Give every line back verbatim, dropping all images.

______________________________

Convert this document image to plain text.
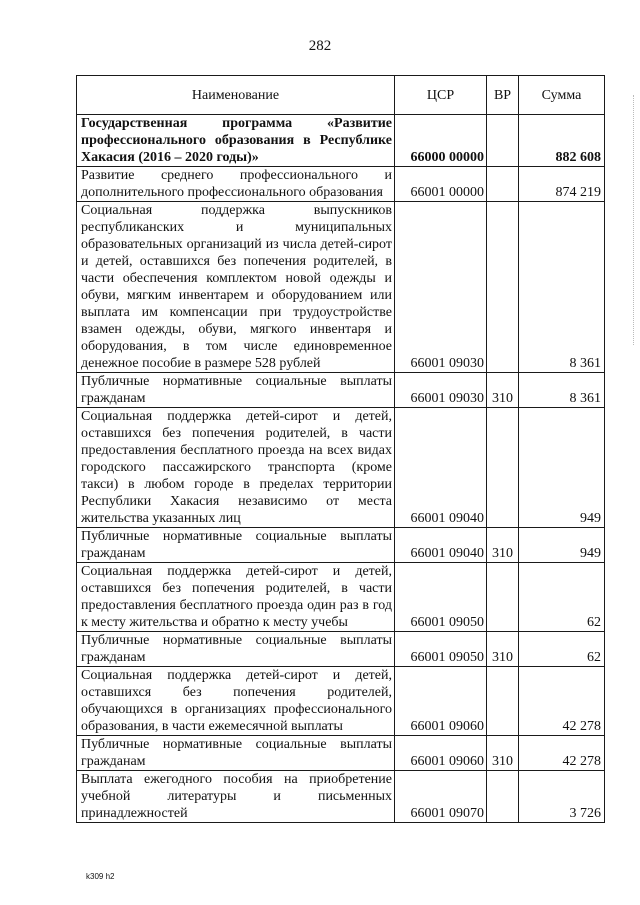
282
Наименование	ЦСР	ВР	Сумма
Государственная программа «Развитие профессионального образования в Республике Хакасия (2016 – 2020 годы)»	66000 00000		882 608
Развитие среднего профессионального и дополнительного профессионального образования	66001 00000		874 219
Социальная поддержка выпускников республиканских и муниципальных образовательных организаций из числа детей-сирот и детей, оставшихся без попечения родителей, в части обеспечения комплектом новой одежды и обуви, мягким инвентарем и оборудованием или выплата им компенсации при трудоустройстве взамен одежды, обуви, мягкого инвентаря и оборудования, в том числе единовременное денежное пособие в размере 528 рублей	66001 09030		8 361
Публичные нормативные социальные выплаты гражданам	66001 09030	310	8 361
Социальная поддержка детей-сирот и детей, оставшихся без попечения родителей, в части предоставления бесплатного проезда на всех видах городского пассажирского транспорта (кроме такси) в любом городе в пределах территории Республики Хакасия независимо от места жительства указанных лиц	66001 09040		949
Публичные нормативные социальные выплаты гражданам	66001 09040	310	949
Социальная поддержка детей-сирот и детей, оставшихся без попечения родителей, в части предоставления бесплатного проезда один раз в год к месту жительства и обратно к месту учебы	66001 09050		62
Публичные нормативные социальные выплаты гражданам	66001 09050	310	62
Социальная поддержка детей-сирот и детей, оставшихся без попечения родителей, обучающихся в организациях профессионального образования, в части ежемесячной выплаты	66001 09060		42 278
Публичные нормативные социальные выплаты гражданам	66001 09060	310	42 278
Выплата ежегодного пособия на приобретение учебной литературы и письменных принадлежностей	66001 09070		3 726
k309 h2
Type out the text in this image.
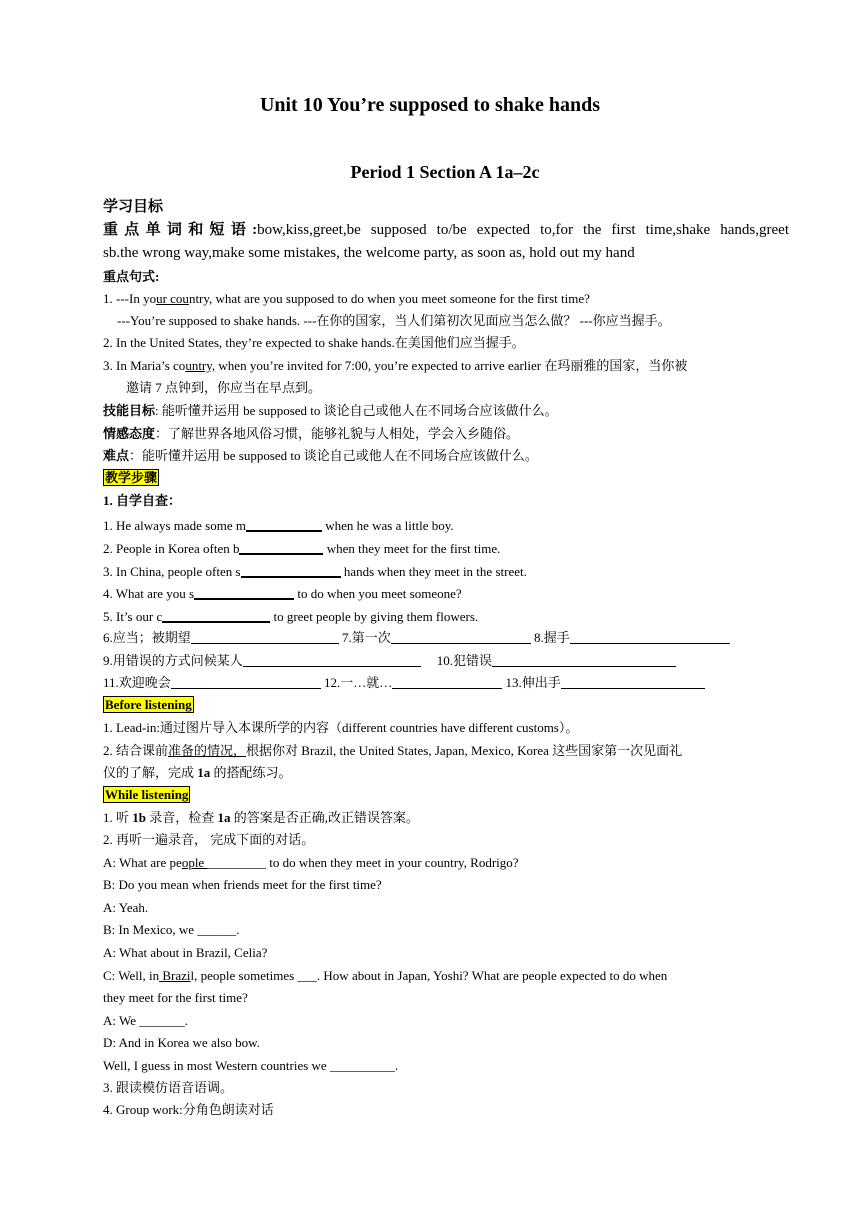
Unit 10 You’re supposed to shake hands
Period 1 Section A 1a–2c
学习目标
重点单词和短语:bow,kiss,greet,be supposed to/be expected to,for the first time,shake hands,greet
sb.the wrong way,make some mistakes, the welcome party, as soon as, hold out my hand
重点句式:
1. ---In your country, what are you supposed to do when you meet someone for the first time?
---You’re supposed to shake hands. ---在你的国家，当人们第初次见面应当怎么做？ ---你应当握手。
2. In the United States, they’re expected to shake hands.在美国他们应当握手。
3. In Maria’s country, when you’re invited for 7:00, you’re expected to arrive earlier 在玛丽雅的国家，当你被
邀请 7 点钟到，你应当在早点到。
技能目标: 能听懂并运用 be supposed to 谈论自己或他人在不同场合应该做什么。
情感态度：了解世界各地风俗习惯，能够礼貌与人相处，学会入乡随俗。
难点：能听懂并运用 be supposed to 谈论自己或他人在不同场合应该做什么。
教学步骤
1. 自学自查：
1. He always made some m	when he was a little boy.
2. People in Korea often b	when they meet for the first time.
3. In China, people often s	hands when they meet in the street.
4. What are you s	to do when you meet someone?
5. It’s our c	to greet people by giving them flowers.
6.应当；被期望	7.第一次	8.握手
9.用错误的方式问候某人	10.犯错误
11.欢迎晚会	12.一…就…	13.伸出手
Before listening
1. Lead-in:通过图片导入本课所学的内容（different countries have different customs）。
2. 结合课前准备的情况，根据你对 Brazil, the United States, Japan, Mexico, Korea 这些国家第一次见面礼
仪的了解，完成 1a 的搭配练习。
While listening
1. 听 1b 录音，检查 1a 的答案是否正确,改正错误答案。
2. 再听一遍录音， 完成下面的对话。
A: What are people _________ to do when they meet in your country, Rodrigo?
B: Do you mean when friends meet for the first time?
A: Yeah.
B: In Mexico, we ______.
A: What about in Brazil, Celia?
C: Well, in Brazil, people sometimes ___. How about in Japan, Yoshi? What are people expected to do when
they meet for the first time?
A: We _______.
D: And in Korea we also bow.
Well, I guess in most Western countries we __________.
3. 跟读模仿语音语调。
4. Group work:分角色朗读对话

______________________________

◆ **RESULT OF THE TASK**
Convert this document image to plain text.
282
Наименование	ЦСР	ВР	Сумма
Государственная программа «Развитие профессионального образования в Республике Хакасия (2016 – 2020 годы)»	66000 00000		882 608
Развитие среднего профессионального и дополнительного профессионального образования	66001 00000		874 219
Социальная поддержка выпускников республиканских и муниципальных образовательных организаций из числа детей-сирот и детей, оставшихся без попечения родителей, в части обеспечения комплектом новой одежды и обуви, мягким инвентарем и оборудованием или выплата им компенсации при трудоустройстве взамен одежды, обуви, мягкого инвентаря и оборудования, в том числе единовременное денежное пособие в размере 528 рублей	66001 09030		8 361
Публичные нормативные социальные выплаты гражданам	66001 09030	310	8 361
Социальная поддержка детей-сирот и детей, оставшихся без попечения родителей, в части предоставления бесплатного проезда на всех видах городского пассажирского транспорта (кроме такси) в любом городе в пределах территории Республики Хакасия независимо от места жительства указанных лиц	66001 09040		949
Публичные нормативные социальные выплаты гражданам	66001 09040	310	949
Социальная поддержка детей-сирот и детей, оставшихся без попечения родителей, в части предоставления бесплатного проезда один раз в год к месту жительства и обратно к месту учебы	66001 09050		62
Публичные нормативные социальные выплаты гражданам	66001 09050	310	62
Социальная поддержка детей-сирот и детей, оставшихся без попечения родителей, обучающихся в организациях профессионального образования, в части ежемесячной выплаты	66001 09060		42 278
Публичные нормативные социальные выплаты гражданам	66001 09060	310	42 278
Выплата ежегодного пособия на приобретение учебной литературы и письменных принадлежностей	66001 09070		3 726
k309 h2
Type out the text in this image.
Unit 10 You’re supposed to shake hands
Period 1 Section A 1a–2c
学习目标
重点单词和短语:bow,kiss,greet,be supposed to/be expected to,for the first time,shake hands,greet
sb.the wrong way,make some mistakes, the welcome party, as soon as, hold out my hand
重点句式:
1. ---In your country, what are you supposed to do when you meet someone for the first time?
---You’re supposed to shake hands. ---在你的国家，当人们第初次见面应当怎么做？ ---你应当握手。
2. In the United States, they’re expected to shake hands.在美国他们应当握手。
3. In Maria’s country, when you’re invited for 7:00, you’re expected to arrive earlier 在玛丽雅的国家，当你被
邀请 7 点钟到，你应当在早点到。
技能目标: 能听懂并运用 be supposed to 谈论自己或他人在不同场合应该做什么。
情感态度：了解世界各地风俗习惯，能够礼貌与人相处，学会入乡随俗。
难点：能听懂并运用 be supposed to 谈论自己或他人在不同场合应该做什么。
教学步骤
1. 自学自查：
1. He always made some m	when he was a little boy.
2. People in Korea often b	when they meet for the first time.
3. In China, people often s	hands when they meet in the street.
4. What are you s	to do when you meet someone?
5. It’s our c	to greet people by giving them flowers.
6.应当；被期望	7.第一次	8.握手
9.用错误的方式问候某人	10.犯错误
11.欢迎晚会	12.一…就…	13.伸出手
Before listening
1. Lead-in:通过图片导入本课所学的内容（different countries have different customs）。
2. 结合课前准备的情况，根据你对 Brazil, the United States, Japan, Mexico, Korea 这些国家第一次见面礼
仪的了解，完成 1a 的搭配练习。
While listening
1. 听 1b 录音，检查 1a 的答案是否正确,改正错误答案。
2. 再听一遍录音， 完成下面的对话。
A: What are people _________ to do when they meet in your country, Rodrigo?
B: Do you mean when friends meet for the first time?
A: Yeah.
B: In Mexico, we ______.
A: What about in Brazil, Celia?
C: Well, in Brazil, people sometimes ___. How about in Japan, Yoshi? What are people expected to do when
they meet for the first time?
A: We _______.
D: And in Korea we also bow.
Well, I guess in most Western countries we __________.
3. 跟读模仿语音语调。
4. Group work:分角色朗读对话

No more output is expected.